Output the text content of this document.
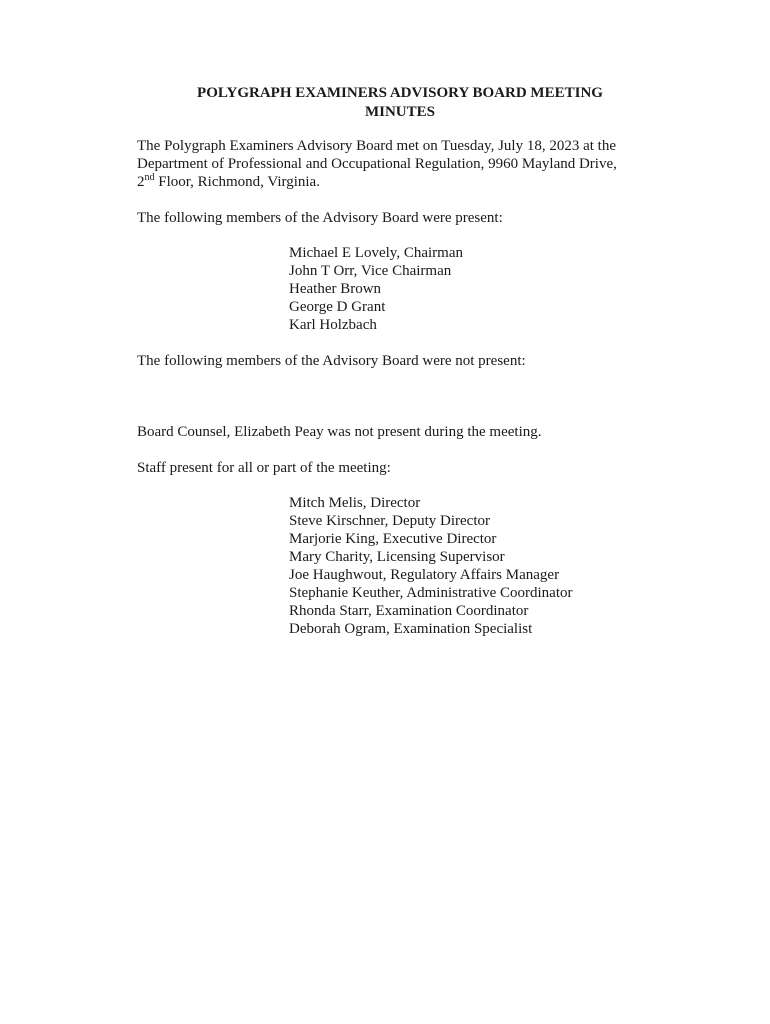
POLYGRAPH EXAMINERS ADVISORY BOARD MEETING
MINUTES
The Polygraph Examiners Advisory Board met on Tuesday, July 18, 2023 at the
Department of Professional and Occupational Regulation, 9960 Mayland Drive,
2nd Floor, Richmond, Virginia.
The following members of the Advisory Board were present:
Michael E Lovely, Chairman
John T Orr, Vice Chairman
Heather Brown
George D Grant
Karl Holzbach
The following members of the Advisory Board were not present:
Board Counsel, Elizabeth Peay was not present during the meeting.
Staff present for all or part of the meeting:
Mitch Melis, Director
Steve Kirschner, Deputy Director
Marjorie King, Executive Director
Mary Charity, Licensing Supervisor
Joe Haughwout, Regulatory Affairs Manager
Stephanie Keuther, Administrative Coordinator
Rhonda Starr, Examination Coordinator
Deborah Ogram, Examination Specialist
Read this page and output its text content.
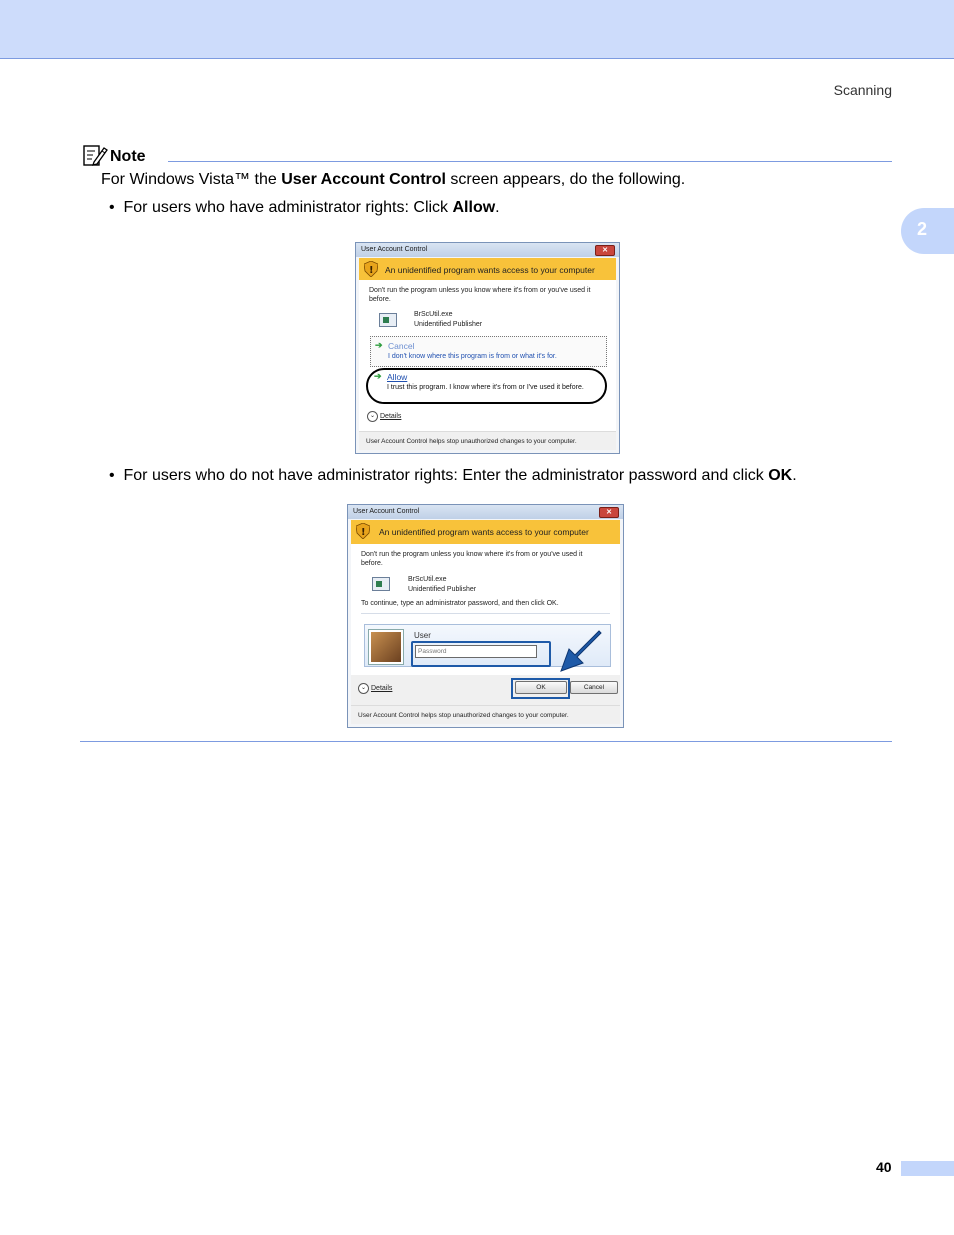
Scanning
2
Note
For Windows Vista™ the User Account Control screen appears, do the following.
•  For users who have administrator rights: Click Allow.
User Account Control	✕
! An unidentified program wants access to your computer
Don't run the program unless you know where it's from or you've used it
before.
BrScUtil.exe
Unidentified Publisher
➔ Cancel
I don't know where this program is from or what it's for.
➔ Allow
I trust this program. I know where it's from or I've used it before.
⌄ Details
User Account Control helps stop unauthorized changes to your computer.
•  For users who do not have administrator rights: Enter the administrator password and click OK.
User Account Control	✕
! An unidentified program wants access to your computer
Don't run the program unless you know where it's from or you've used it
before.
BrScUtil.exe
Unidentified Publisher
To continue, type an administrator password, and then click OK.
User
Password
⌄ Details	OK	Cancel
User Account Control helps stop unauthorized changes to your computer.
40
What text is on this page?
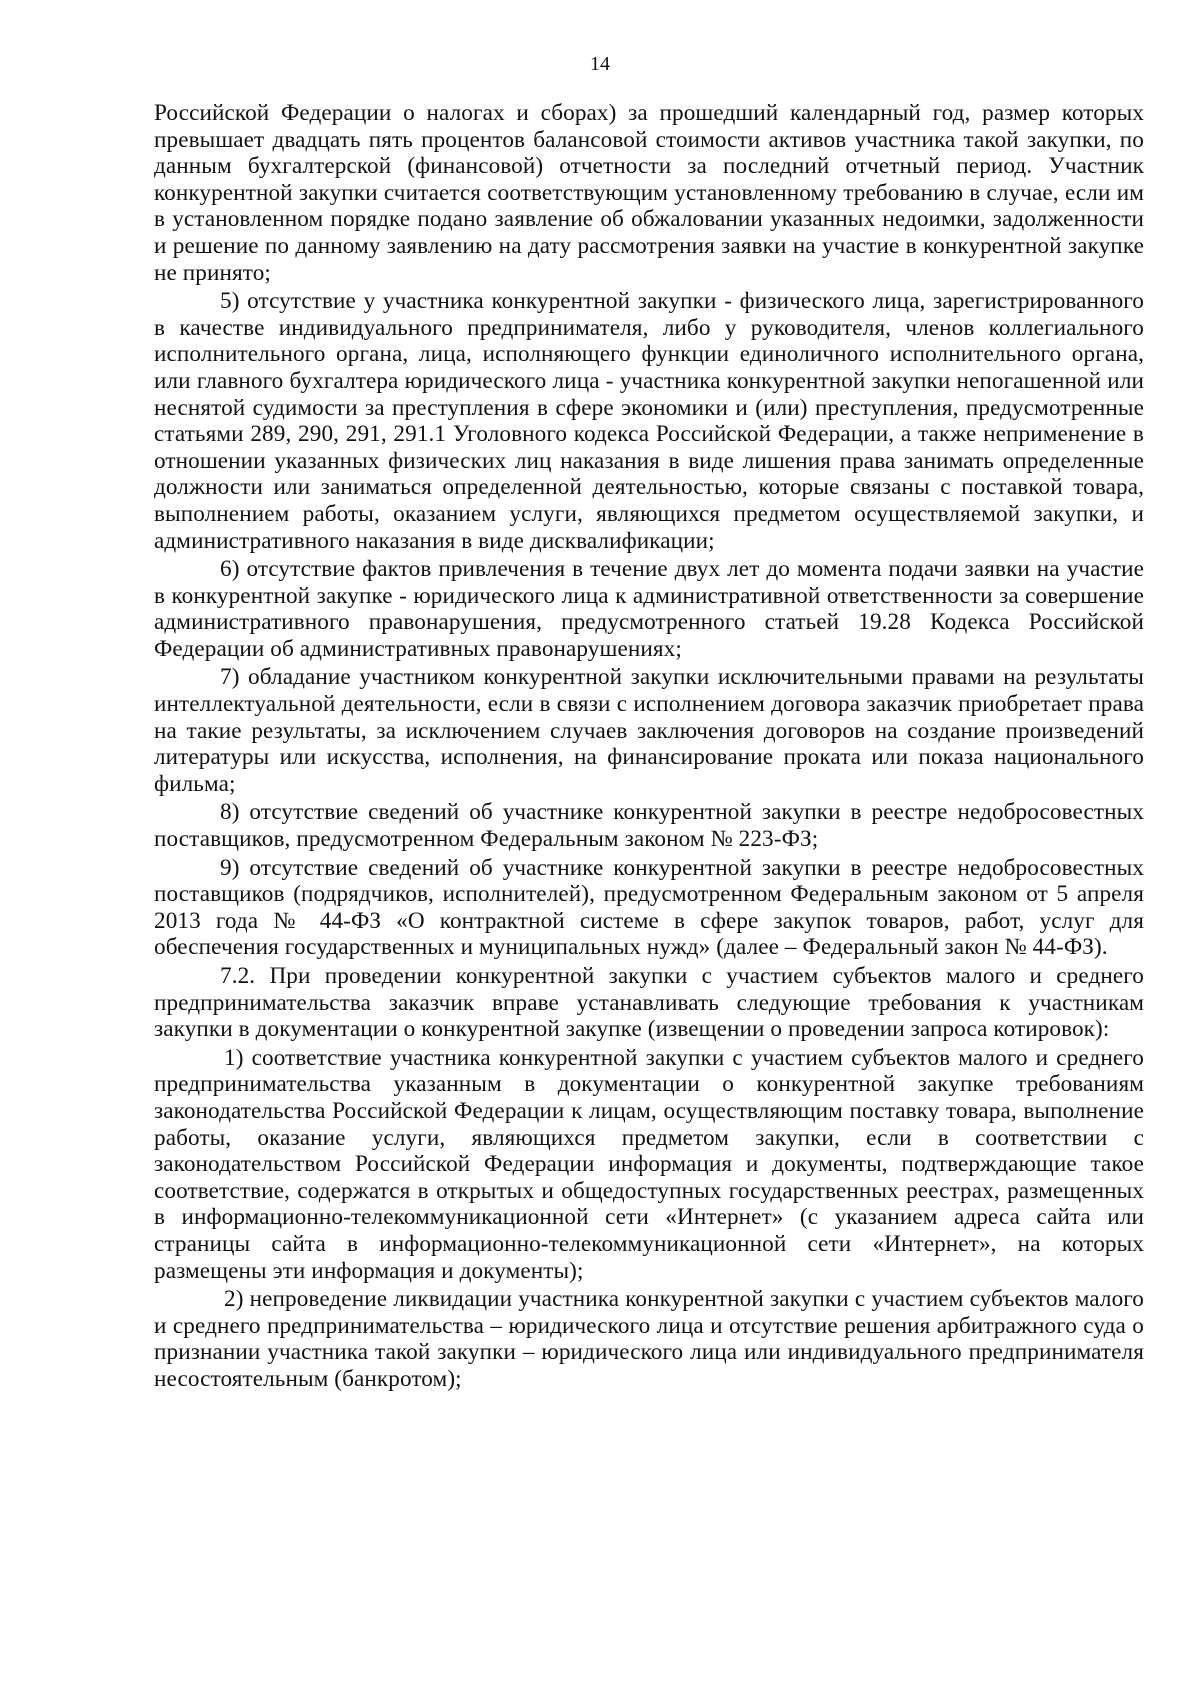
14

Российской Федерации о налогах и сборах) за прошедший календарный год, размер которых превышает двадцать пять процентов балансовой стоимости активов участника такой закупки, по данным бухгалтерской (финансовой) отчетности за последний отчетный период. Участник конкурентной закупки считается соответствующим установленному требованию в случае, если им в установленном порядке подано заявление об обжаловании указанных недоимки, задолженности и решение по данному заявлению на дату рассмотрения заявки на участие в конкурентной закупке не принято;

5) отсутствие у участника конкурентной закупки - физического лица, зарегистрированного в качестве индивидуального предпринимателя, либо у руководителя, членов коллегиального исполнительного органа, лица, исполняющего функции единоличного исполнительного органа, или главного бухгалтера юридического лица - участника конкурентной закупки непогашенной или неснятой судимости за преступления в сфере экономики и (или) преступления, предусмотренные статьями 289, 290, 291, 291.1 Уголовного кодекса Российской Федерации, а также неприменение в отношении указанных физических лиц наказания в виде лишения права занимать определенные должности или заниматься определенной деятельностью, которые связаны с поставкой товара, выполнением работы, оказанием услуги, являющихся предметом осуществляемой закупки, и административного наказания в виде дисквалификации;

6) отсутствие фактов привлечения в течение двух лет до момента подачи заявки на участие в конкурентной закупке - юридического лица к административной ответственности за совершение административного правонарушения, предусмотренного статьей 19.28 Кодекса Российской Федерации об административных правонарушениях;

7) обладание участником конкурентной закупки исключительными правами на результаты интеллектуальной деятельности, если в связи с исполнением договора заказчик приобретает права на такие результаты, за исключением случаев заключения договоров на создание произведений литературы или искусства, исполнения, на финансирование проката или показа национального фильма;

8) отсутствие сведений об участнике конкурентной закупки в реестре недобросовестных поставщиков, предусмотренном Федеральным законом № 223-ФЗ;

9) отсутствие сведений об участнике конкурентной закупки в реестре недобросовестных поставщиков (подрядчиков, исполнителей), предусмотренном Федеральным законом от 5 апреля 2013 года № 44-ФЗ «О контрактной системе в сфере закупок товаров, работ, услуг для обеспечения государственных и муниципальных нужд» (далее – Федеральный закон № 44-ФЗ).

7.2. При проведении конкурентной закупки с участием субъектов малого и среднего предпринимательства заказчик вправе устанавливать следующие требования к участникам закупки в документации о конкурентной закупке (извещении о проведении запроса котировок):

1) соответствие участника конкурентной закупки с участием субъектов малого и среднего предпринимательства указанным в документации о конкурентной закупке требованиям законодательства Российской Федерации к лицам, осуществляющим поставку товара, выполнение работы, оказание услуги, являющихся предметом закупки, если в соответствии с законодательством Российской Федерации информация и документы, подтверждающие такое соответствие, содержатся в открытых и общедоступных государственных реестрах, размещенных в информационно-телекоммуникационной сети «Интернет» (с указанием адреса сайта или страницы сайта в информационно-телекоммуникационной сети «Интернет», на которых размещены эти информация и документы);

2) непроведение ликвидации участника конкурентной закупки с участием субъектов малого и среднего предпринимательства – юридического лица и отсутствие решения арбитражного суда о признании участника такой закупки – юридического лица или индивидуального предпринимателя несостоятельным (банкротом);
--
Without the pictures, print the records in full, exactly as they appear.

→ Correct result:
Output the text content of this document.
POLYGRAPH EXAMINERS ADVISORY BOARD MEETING
MINUTES
The Polygraph Examiners Advisory Board met on Tuesday, July 18, 2023 at the
Department of Professional and Occupational Regulation, 9960 Mayland Drive,
2nd Floor, Richmond, Virginia.
The following members of the Advisory Board were present:
Michael E Lovely, Chairman
John T Orr, Vice Chairman
Heather Brown
George D Grant
Karl Holzbach
The following members of the Advisory Board were not present:
Board Counsel, Elizabeth Peay was not present during the meeting.
Staff present for all or part of the meeting:
Mitch Melis, Director
Steve Kirschner, Deputy Director
Marjorie King, Executive Director
Mary Charity, Licensing Supervisor
Joe Haughwout, Regulatory Affairs Manager
Stephanie Keuther, Administrative Coordinator
Rhonda Starr, Examination Coordinator
Deborah Ogram, Examination Specialist
Read this page and output its text content.
Scanning
2
Note
For Windows Vista™ the User Account Control screen appears, do the following.
•  For users who have administrator rights: Click Allow.
User Account Control	✕
! An unidentified program wants access to your computer
Don't run the program unless you know where it's from or you've used it
before.
BrScUtil.exe
Unidentified Publisher
➔ Cancel
I don't know where this program is from or what it's for.
➔ Allow
I trust this program. I know where it's from or I've used it before.
⌄ Details
User Account Control helps stop unauthorized changes to your computer.
•  For users who do not have administrator rights: Enter the administrator password and click OK.
User Account Control	✕
! An unidentified program wants access to your computer
Don't run the program unless you know where it's from or you've used it
before.
BrScUtil.exe
Unidentified Publisher
To continue, type an administrator password, and then click OK.
User
Password
⌄ Details	OK	Cancel
User Account Control helps stop unauthorized changes to your computer.
40
What text is on this page?
14

Российской Федерации о налогах и сборах) за прошедший календарный год, размер которых превышает двадцать пять процентов балансовой стоимости активов участника такой закупки, по данным бухгалтерской (финансовой) отчетности за последний отчетный период. Участник конкурентной закупки считается соответствующим установленному требованию в случае, если им в установленном порядке подано заявление об обжаловании указанных недоимки, задолженности и решение по данному заявлению на дату рассмотрения заявки на участие в конкурентной закупке не принято;

5) отсутствие у участника конкурентной закупки - физического лица, зарегистрированного в качестве индивидуального предпринимателя, либо у руководителя, членов коллегиального исполнительного органа, лица, исполняющего функции единоличного исполнительного органа, или главного бухгалтера юридического лица - участника конкурентной закупки непогашенной или неснятой судимости за преступления в сфере экономики и (или) преступления, предусмотренные статьями 289, 290, 291, 291.1 Уголовного кодекса Российской Федерации, а также неприменение в отношении указанных физических лиц наказания в виде лишения права занимать определенные должности или заниматься определенной деятельностью, которые связаны с поставкой товара, выполнением работы, оказанием услуги, являющихся предметом осуществляемой закупки, и административного наказания в виде дисквалификации;

6) отсутствие фактов привлечения в течение двух лет до момента подачи заявки на участие в конкурентной закупке - юридического лица к административной ответственности за совершение административного правонарушения, предусмотренного статьей 19.28 Кодекса Российской Федерации об административных правонарушениях;

7) обладание участником конкурентной закупки исключительными правами на результаты интеллектуальной деятельности, если в связи с исполнением договора заказчик приобретает права на такие результаты, за исключением случаев заключения договоров на создание произведений литературы или искусства, исполнения, на финансирование проката или показа национального фильма;

8) отсутствие сведений об участнике конкурентной закупки в реестре недобросовестных поставщиков, предусмотренном Федеральным законом № 223-ФЗ;

9) отсутствие сведений об участнике конкурентной закупки в реестре недобросовестных поставщиков (подрядчиков, исполнителей), предусмотренном Федеральным законом от 5 апреля 2013 года № 44-ФЗ «О контрактной системе в сфере закупок товаров, работ, услуг для обеспечения государственных и муниципальных нужд» (далее – Федеральный закон № 44-ФЗ).

7.2. При проведении конкурентной закупки с участием субъектов малого и среднего предпринимательства заказчик вправе устанавливать следующие требования к участникам закупки в документации о конкурентной закупке (извещении о проведении запроса котировок):

1) соответствие участника конкурентной закупки с участием субъектов малого и среднего предпринимательства указанным в документации о конкурентной закупке требованиям законодательства Российской Федерации к лицам, осуществляющим поставку товара, выполнение работы, оказание услуги, являющихся предметом закупки, если в соответствии с законодательством Российской Федерации информация и документы, подтверждающие такое соответствие, содержатся в открытых и общедоступных государственных реестрах, размещенных в информационно-телекоммуникационной сети «Интернет» (с указанием адреса сайта или страницы сайта в информационно-телекоммуникационной сети «Интернет», на которых размещены эти информация и документы);

2) непроведение ликвидации участника конкурентной закупки с участием субъектов малого и среднего предпринимательства – юридического лица и отсутствие решения арбитражного суда о признании участника такой закупки – юридического лица или индивидуального предпринимателя несостоятельным (банкротом);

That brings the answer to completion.